**EXERCISE BRIEF**
Print the entries in full, word for word, but not the pictures.

**MATERIAL SHOWN**
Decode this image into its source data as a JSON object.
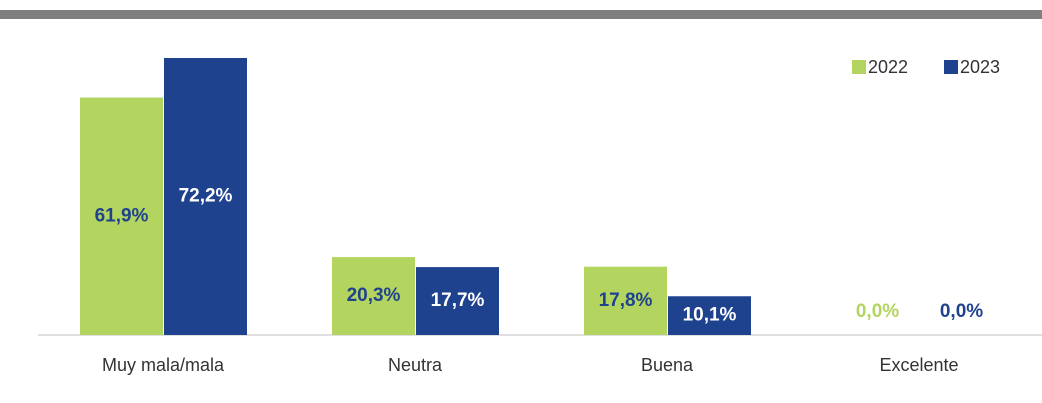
{
  "chart_data": {
    "type": "bar",
    "categories": [
      "Muy mala/mala",
      "Neutra",
      "Buena",
      "Excelente"
    ],
    "series": [
      {
        "name": "2022",
        "color": "#b3d45e",
        "values": [
          61.9,
          20.3,
          17.8,
          0.0
        ],
        "value_labels": [
          "61,9%",
          "20,3%",
          "17,8%",
          "0,0%"
        ]
      },
      {
        "name": "2023",
        "color": "#1f428f",
        "values": [
          72.2,
          17.7,
          10.1,
          0.0
        ],
        "value_labels": [
          "72,2%",
          "17,7%",
          "10,1%",
          "0,0%"
        ]
      }
    ],
    "legend": "top-right"
  }
}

**TASK RESULT**
Decode this image into its source data as a JSON object.
{
  "chart_data": {
    "type": "bar",
    "categories": [
      "Muy mala/mala",
      "Neutra",
      "Buena",
      "Excelente"
    ],
    "series": [
      {
        "name": "2022",
        "color": "#b3d45e",
        "values": [
          61.9,
          20.3,
          17.8,
          0.0
        ],
        "value_labels": [
          "61,9%",
          "20,3%",
          "17,8%",
          "0,0%"
        ]
      },
      {
        "name": "2023",
        "color": "#1f428f",
        "values": [
          72.2,
          17.7,
          10.1,
          0.0
        ],
        "value_labels": [
          "72,2%",
          "17,7%",
          "10,1%",
          "0,0%"
        ]
      }
    ],
    "legend": "top-right"
  }
}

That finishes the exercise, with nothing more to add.